- Task -
Set the following entries down again exactly, line by line.

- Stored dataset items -
..........

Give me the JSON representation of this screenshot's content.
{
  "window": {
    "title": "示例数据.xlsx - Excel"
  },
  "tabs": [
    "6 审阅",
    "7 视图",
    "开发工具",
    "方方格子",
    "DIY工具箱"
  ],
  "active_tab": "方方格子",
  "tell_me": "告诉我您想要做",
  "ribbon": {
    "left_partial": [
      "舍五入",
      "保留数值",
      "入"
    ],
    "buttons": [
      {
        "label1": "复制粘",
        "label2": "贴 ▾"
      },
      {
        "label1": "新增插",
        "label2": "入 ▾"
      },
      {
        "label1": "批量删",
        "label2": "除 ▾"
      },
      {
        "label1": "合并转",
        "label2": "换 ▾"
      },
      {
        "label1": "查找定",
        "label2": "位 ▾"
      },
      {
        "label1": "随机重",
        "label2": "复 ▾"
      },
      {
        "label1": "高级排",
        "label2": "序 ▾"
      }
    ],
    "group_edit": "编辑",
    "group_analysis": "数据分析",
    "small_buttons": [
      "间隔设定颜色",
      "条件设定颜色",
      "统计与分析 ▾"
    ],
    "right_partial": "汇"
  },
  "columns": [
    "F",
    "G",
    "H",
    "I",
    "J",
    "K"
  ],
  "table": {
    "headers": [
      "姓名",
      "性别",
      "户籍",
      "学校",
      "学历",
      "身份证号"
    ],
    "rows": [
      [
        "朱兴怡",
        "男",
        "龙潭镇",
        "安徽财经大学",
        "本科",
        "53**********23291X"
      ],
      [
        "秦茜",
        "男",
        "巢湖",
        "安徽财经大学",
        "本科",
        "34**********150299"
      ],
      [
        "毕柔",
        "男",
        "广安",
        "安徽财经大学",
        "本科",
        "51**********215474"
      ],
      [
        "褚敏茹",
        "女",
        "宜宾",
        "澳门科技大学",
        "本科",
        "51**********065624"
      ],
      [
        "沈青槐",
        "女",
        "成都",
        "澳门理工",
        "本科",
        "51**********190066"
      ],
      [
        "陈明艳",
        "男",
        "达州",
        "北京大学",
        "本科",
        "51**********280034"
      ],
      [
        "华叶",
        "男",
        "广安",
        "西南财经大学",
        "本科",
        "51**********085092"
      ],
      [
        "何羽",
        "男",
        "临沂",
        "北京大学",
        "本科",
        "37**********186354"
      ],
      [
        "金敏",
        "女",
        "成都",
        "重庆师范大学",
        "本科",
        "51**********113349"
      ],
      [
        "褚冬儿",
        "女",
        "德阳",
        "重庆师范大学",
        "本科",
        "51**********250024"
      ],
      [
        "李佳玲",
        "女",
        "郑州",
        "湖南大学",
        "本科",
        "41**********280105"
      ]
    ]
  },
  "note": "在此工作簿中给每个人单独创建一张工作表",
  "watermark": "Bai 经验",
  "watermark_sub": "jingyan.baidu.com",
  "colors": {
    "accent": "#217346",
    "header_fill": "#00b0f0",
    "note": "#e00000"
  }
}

..........

- Full output -
Give me the JSON representation of this screenshot's content.
{
  "window": {
    "title": "示例数据.xlsx - Excel"
  },
  "tabs": [
    "6 审阅",
    "7 视图",
    "开发工具",
    "方方格子",
    "DIY工具箱"
  ],
  "active_tab": "方方格子",
  "tell_me": "告诉我您想要做",
  "ribbon": {
    "left_partial": [
      "舍五入",
      "保留数值",
      "入"
    ],
    "buttons": [
      {
        "label1": "复制粘",
        "label2": "贴 ▾"
      },
      {
        "label1": "新增插",
        "label2": "入 ▾"
      },
      {
        "label1": "批量删",
        "label2": "除 ▾"
      },
      {
        "label1": "合并转",
        "label2": "换 ▾"
      },
      {
        "label1": "查找定",
        "label2": "位 ▾"
      },
      {
        "label1": "随机重",
        "label2": "复 ▾"
      },
      {
        "label1": "高级排",
        "label2": "序 ▾"
      }
    ],
    "group_edit": "编辑",
    "group_analysis": "数据分析",
    "small_buttons": [
      "间隔设定颜色",
      "条件设定颜色",
      "统计与分析 ▾"
    ],
    "right_partial": "汇"
  },
  "columns": [
    "F",
    "G",
    "H",
    "I",
    "J",
    "K"
  ],
  "table": {
    "headers": [
      "姓名",
      "性别",
      "户籍",
      "学校",
      "学历",
      "身份证号"
    ],
    "rows": [
      [
        "朱兴怡",
        "男",
        "龙潭镇",
        "安徽财经大学",
        "本科",
        "53**********23291X"
      ],
      [
        "秦茜",
        "男",
        "巢湖",
        "安徽财经大学",
        "本科",
        "34**********150299"
      ],
      [
        "毕柔",
        "男",
        "广安",
        "安徽财经大学",
        "本科",
        "51**********215474"
      ],
      [
        "褚敏茹",
        "女",
        "宜宾",
        "澳门科技大学",
        "本科",
        "51**********065624"
      ],
      [
        "沈青槐",
        "女",
        "成都",
        "澳门理工",
        "本科",
        "51**********190066"
      ],
      [
        "陈明艳",
        "男",
        "达州",
        "北京大学",
        "本科",
        "51**********280034"
      ],
      [
        "华叶",
        "男",
        "广安",
        "西南财经大学",
        "本科",
        "51**********085092"
      ],
      [
        "何羽",
        "男",
        "临沂",
        "北京大学",
        "本科",
        "37**********186354"
      ],
      [
        "金敏",
        "女",
        "成都",
        "重庆师范大学",
        "本科",
        "51**********113349"
      ],
      [
        "褚冬儿",
        "女",
        "德阳",
        "重庆师范大学",
        "本科",
        "51**********250024"
      ],
      [
        "李佳玲",
        "女",
        "郑州",
        "湖南大学",
        "本科",
        "41**********280105"
      ]
    ]
  },
  "note": "在此工作簿中给每个人单独创建一张工作表",
  "watermark": "Bai 经验",
  "watermark_sub": "jingyan.baidu.com",
  "colors": {
    "accent": "#217346",
    "header_fill": "#00b0f0",
    "note": "#e00000"
  }
}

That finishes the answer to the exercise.